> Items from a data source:

☆ ☆ ☆ ☆ ☆ ☆ ☆

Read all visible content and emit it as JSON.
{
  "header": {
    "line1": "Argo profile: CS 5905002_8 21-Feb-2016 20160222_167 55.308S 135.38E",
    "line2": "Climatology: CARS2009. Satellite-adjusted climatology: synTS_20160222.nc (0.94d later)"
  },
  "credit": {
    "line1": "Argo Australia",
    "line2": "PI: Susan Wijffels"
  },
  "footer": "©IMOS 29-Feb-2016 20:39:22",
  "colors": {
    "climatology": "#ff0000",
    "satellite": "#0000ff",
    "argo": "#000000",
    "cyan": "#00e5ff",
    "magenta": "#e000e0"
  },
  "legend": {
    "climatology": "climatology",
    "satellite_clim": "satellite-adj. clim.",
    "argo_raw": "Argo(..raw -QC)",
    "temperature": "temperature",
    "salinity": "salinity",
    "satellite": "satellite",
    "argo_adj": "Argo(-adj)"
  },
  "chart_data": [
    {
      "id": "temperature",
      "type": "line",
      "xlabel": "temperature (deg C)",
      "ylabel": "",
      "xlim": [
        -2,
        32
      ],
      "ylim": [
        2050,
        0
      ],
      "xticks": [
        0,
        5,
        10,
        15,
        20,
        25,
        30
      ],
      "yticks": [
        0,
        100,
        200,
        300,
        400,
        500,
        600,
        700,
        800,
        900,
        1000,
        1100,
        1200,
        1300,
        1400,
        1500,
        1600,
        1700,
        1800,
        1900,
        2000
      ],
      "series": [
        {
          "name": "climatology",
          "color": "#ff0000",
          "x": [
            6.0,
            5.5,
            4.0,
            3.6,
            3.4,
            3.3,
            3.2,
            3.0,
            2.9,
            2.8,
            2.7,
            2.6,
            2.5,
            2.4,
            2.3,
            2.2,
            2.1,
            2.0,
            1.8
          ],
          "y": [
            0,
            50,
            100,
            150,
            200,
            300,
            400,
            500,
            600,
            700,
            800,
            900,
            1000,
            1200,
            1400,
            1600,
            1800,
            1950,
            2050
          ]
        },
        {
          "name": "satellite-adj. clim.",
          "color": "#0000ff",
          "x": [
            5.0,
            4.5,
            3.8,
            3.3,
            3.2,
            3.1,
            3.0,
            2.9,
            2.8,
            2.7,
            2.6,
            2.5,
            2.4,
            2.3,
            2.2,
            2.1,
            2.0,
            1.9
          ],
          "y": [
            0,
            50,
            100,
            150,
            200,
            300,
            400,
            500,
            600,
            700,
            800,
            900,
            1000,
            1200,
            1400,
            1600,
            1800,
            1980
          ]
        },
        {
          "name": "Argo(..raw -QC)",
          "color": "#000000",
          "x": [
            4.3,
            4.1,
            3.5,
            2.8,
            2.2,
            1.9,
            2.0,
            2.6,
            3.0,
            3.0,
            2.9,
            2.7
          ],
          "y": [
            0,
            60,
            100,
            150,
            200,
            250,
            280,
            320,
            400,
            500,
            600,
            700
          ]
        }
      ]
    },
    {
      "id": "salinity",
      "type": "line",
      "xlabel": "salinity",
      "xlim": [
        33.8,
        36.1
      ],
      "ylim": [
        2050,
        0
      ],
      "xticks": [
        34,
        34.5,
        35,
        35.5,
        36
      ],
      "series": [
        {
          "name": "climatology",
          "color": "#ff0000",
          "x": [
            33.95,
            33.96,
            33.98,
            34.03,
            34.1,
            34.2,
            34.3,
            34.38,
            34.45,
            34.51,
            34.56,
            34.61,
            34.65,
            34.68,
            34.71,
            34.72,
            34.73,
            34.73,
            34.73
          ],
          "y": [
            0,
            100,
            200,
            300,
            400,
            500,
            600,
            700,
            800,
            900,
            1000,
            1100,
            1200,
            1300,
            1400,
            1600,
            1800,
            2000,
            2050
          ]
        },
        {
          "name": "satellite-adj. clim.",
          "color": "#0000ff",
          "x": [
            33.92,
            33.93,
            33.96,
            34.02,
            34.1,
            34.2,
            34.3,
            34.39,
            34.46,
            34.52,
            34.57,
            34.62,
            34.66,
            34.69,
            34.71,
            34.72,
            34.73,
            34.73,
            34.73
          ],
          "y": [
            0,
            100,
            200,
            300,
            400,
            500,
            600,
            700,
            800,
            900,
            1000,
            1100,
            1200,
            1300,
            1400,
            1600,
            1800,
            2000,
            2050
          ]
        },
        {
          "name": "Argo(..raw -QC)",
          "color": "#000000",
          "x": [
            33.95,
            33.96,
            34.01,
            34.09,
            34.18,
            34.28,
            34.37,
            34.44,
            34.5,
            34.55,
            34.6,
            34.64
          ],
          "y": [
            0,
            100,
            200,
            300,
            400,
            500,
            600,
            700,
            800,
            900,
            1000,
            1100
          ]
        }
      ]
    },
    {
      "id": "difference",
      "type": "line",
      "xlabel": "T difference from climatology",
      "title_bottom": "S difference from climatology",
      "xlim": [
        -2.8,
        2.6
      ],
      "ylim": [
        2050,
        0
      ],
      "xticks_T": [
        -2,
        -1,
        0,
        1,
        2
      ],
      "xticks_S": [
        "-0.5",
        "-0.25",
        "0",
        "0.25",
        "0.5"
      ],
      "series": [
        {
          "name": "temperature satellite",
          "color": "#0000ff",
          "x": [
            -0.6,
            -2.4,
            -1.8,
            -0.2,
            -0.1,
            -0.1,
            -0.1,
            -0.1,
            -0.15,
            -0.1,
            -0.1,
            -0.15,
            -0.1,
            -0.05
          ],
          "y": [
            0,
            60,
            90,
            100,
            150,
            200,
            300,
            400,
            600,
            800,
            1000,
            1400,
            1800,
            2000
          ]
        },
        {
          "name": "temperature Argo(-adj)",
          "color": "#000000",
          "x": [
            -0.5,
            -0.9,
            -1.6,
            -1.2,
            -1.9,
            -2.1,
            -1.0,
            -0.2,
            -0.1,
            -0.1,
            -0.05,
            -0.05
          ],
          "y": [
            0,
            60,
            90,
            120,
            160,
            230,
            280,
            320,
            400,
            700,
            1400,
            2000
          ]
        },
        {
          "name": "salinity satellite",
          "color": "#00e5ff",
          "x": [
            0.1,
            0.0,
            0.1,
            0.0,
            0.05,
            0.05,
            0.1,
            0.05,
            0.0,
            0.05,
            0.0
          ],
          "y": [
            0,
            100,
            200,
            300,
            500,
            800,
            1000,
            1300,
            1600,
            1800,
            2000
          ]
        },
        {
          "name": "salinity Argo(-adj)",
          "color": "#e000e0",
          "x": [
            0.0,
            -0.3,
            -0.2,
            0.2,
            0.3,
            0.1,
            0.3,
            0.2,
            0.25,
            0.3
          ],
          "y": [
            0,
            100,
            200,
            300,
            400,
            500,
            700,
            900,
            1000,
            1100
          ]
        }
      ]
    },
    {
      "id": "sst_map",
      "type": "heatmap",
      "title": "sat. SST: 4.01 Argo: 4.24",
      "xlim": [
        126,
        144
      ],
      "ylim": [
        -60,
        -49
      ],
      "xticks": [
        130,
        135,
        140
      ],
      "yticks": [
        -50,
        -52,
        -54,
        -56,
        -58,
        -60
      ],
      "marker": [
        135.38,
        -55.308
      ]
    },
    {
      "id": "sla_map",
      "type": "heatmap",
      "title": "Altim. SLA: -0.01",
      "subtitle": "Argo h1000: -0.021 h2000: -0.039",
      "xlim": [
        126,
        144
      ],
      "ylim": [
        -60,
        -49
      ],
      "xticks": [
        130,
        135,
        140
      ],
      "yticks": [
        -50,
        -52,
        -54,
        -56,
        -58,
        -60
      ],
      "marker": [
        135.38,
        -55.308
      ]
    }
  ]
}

☆ ☆ ☆ ☆ ☆ ☆ ☆

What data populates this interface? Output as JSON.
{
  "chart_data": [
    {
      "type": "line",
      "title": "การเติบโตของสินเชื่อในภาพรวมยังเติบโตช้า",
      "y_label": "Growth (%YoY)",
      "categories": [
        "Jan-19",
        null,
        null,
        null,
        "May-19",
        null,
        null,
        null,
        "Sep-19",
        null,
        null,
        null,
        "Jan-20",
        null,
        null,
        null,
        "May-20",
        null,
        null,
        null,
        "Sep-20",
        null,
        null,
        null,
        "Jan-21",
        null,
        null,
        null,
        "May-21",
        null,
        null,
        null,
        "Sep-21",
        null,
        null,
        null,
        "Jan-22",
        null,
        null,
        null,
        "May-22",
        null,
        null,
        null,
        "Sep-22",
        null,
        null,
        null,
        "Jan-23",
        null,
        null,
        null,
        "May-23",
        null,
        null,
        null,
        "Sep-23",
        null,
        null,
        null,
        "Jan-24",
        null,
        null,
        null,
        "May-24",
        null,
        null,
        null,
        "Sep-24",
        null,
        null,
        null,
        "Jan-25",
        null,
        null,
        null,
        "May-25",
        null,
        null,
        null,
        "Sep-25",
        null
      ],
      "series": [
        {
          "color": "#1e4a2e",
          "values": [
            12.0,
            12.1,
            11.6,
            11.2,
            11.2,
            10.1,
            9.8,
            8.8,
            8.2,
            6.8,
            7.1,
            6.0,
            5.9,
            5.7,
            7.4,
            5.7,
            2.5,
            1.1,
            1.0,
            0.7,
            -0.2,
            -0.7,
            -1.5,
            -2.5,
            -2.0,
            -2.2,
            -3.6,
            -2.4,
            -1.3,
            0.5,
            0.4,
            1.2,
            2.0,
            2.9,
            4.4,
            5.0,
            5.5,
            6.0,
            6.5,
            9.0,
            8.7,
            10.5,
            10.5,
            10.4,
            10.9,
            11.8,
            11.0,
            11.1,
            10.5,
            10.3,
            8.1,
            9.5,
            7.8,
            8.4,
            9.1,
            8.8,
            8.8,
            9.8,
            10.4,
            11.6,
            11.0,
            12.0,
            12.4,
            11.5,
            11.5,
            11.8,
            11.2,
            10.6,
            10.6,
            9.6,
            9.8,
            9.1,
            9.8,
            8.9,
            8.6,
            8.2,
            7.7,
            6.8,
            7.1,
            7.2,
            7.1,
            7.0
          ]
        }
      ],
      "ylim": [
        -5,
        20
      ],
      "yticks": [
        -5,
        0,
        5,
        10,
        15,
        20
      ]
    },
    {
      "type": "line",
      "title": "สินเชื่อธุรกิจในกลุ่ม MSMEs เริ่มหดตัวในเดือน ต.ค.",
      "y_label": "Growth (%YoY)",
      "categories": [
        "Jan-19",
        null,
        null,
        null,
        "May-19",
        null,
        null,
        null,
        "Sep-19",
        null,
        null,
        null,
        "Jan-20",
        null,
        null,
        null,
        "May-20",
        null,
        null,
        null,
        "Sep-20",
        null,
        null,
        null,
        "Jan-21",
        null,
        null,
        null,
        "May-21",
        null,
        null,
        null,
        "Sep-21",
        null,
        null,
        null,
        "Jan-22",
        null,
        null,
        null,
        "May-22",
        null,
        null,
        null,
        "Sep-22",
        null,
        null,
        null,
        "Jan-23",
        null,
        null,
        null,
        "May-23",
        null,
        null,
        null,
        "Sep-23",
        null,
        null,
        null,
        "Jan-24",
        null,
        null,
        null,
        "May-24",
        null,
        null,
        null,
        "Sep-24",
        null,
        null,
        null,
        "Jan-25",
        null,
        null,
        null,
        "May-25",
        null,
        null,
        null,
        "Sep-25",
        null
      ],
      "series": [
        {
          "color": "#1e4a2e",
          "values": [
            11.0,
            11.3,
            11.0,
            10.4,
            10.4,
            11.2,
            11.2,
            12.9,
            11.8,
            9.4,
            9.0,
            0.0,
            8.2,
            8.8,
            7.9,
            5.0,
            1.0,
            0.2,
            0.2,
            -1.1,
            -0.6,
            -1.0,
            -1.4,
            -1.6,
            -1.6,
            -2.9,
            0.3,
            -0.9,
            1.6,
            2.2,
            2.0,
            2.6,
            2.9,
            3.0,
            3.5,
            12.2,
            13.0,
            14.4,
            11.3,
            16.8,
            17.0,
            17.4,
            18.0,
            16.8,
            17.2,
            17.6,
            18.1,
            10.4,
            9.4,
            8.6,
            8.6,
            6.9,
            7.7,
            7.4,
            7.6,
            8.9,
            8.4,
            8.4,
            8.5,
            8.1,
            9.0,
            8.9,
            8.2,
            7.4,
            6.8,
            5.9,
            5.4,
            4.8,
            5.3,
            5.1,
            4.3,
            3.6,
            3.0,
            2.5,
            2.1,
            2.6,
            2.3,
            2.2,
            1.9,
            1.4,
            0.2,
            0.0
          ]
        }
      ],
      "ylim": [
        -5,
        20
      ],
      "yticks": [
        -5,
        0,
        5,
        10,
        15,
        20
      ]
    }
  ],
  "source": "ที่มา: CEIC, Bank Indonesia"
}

☆ ☆ ☆ ☆ ☆ ☆ ☆

> Problem description: Review the material and copy each line in which the word "xlabel" appears.

> Solution to this task:
      "xlabel": "temperature (deg C)",
      "xlabel": "salinity",
      "xlabel": "T difference from climatology",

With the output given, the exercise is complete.